[What this task involves]: Retype each record shown below, leaving every character as it is.

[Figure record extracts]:
==================================================
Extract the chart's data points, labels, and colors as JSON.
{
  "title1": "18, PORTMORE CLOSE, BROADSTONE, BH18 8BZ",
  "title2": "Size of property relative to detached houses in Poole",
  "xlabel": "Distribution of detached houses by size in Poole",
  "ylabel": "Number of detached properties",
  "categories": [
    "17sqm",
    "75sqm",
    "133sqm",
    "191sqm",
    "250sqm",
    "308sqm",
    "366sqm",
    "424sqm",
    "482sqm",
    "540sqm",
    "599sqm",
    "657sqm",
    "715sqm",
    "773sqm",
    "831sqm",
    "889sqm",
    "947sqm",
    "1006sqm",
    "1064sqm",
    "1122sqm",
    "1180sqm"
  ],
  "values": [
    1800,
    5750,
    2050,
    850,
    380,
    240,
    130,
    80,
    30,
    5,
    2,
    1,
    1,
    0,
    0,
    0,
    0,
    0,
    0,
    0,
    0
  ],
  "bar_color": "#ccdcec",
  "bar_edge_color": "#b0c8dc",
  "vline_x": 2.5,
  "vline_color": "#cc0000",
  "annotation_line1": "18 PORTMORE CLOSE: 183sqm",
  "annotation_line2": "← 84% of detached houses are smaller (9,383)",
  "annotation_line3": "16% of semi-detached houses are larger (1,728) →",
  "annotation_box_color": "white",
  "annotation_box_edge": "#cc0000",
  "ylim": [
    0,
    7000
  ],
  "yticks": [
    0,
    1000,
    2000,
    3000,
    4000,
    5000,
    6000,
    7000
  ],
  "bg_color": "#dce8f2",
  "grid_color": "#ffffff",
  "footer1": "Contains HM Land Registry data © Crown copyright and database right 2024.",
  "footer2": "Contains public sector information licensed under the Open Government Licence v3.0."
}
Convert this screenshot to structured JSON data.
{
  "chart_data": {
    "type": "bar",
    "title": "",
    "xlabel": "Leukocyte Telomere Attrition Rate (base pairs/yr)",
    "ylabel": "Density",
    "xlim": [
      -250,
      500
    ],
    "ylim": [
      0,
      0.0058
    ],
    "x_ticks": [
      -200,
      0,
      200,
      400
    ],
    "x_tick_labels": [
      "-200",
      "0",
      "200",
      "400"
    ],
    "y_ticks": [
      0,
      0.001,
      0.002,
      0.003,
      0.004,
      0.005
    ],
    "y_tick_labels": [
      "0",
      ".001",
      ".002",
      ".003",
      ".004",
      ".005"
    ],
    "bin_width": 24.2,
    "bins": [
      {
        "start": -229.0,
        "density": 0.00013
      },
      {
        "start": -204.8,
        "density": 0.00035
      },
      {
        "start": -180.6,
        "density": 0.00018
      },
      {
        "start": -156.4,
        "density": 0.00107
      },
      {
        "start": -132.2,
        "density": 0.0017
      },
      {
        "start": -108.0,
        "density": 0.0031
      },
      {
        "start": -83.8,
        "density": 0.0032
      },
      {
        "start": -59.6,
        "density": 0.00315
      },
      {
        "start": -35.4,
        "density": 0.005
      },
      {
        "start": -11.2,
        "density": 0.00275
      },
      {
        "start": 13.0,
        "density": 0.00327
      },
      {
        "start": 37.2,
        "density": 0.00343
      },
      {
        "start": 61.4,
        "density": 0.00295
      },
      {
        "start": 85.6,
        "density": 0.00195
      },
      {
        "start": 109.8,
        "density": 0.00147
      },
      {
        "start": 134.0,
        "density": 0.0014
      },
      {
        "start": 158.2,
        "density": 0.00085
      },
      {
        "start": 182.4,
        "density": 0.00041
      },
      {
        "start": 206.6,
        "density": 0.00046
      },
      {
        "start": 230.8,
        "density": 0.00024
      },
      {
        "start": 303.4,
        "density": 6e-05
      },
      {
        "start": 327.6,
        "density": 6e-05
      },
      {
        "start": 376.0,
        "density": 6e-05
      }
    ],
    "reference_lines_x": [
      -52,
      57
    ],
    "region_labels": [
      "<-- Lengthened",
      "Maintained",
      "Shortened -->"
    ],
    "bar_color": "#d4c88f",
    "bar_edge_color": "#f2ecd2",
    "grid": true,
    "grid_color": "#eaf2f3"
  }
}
==================================================
[Exercise answer]:
Extract the chart's data points, labels, and colors as JSON.
{
  "title1": "18, PORTMORE CLOSE, BROADSTONE, BH18 8BZ",
  "title2": "Size of property relative to detached houses in Poole",
  "xlabel": "Distribution of detached houses by size in Poole",
  "ylabel": "Number of detached properties",
  "categories": [
    "17sqm",
    "75sqm",
    "133sqm",
    "191sqm",
    "250sqm",
    "308sqm",
    "366sqm",
    "424sqm",
    "482sqm",
    "540sqm",
    "599sqm",
    "657sqm",
    "715sqm",
    "773sqm",
    "831sqm",
    "889sqm",
    "947sqm",
    "1006sqm",
    "1064sqm",
    "1122sqm",
    "1180sqm"
  ],
  "values": [
    1800,
    5750,
    2050,
    850,
    380,
    240,
    130,
    80,
    30,
    5,
    2,
    1,
    1,
    0,
    0,
    0,
    0,
    0,
    0,
    0,
    0
  ],
  "bar_color": "#ccdcec",
  "bar_edge_color": "#b0c8dc",
  "vline_x": 2.5,
  "vline_color": "#cc0000",
  "annotation_line1": "18 PORTMORE CLOSE: 183sqm",
  "annotation_line2": "← 84% of detached houses are smaller (9,383)",
  "annotation_line3": "16% of semi-detached houses are larger (1,728) →",
  "annotation_box_color": "white",
  "annotation_box_edge": "#cc0000",
  "ylim": [
    0,
    7000
  ],
  "yticks": [
    0,
    1000,
    2000,
    3000,
    4000,
    5000,
    6000,
    7000
  ],
  "bg_color": "#dce8f2",
  "grid_color": "#ffffff",
  "footer1": "Contains HM Land Registry data © Crown copyright and database right 2024.",
  "footer2": "Contains public sector information licensed under the Open Government Licence v3.0."
}
Convert this screenshot to structured JSON data.
{
  "chart_data": {
    "type": "bar",
    "title": "",
    "xlabel": "Leukocyte Telomere Attrition Rate (base pairs/yr)",
    "ylabel": "Density",
    "xlim": [
      -250,
      500
    ],
    "ylim": [
      0,
      0.0058
    ],
    "x_ticks": [
      -200,
      0,
      200,
      400
    ],
    "x_tick_labels": [
      "-200",
      "0",
      "200",
      "400"
    ],
    "y_ticks": [
      0,
      0.001,
      0.002,
      0.003,
      0.004,
      0.005
    ],
    "y_tick_labels": [
      "0",
      ".001",
      ".002",
      ".003",
      ".004",
      ".005"
    ],
    "bin_width": 24.2,
    "bins": [
      {
        "start": -229.0,
        "density": 0.00013
      },
      {
        "start": -204.8,
        "density": 0.00035
      },
      {
        "start": -180.6,
        "density": 0.00018
      },
      {
        "start": -156.4,
        "density": 0.00107
      },
      {
        "start": -132.2,
        "density": 0.0017
      },
      {
        "start": -108.0,
        "density": 0.0031
      },
      {
        "start": -83.8,
        "density": 0.0032
      },
      {
        "start": -59.6,
        "density": 0.00315
      },
      {
        "start": -35.4,
        "density": 0.005
      },
      {
        "start": -11.2,
        "density": 0.00275
      },
      {
        "start": 13.0,
        "density": 0.00327
      },
      {
        "start": 37.2,
        "density": 0.00343
      },
      {
        "start": 61.4,
        "density": 0.00295
      },
      {
        "start": 85.6,
        "density": 0.00195
      },
      {
        "start": 109.8,
        "density": 0.00147
      },
      {
        "start": 134.0,
        "density": 0.0014
      },
      {
        "start": 158.2,
        "density": 0.00085
      },
      {
        "start": 182.4,
        "density": 0.00041
      },
      {
        "start": 206.6,
        "density": 0.00046
      },
      {
        "start": 230.8,
        "density": 0.00024
      },
      {
        "start": 303.4,
        "density": 6e-05
      },
      {
        "start": 327.6,
        "density": 6e-05
      },
      {
        "start": 376.0,
        "density": 6e-05
      }
    ],
    "reference_lines_x": [
      -52,
      57
    ],
    "region_labels": [
      "<-- Lengthened",
      "Maintained",
      "Shortened -->"
    ],
    "bar_color": "#d4c88f",
    "bar_edge_color": "#f2ecd2",
    "grid": true,
    "grid_color": "#eaf2f3"
  }
}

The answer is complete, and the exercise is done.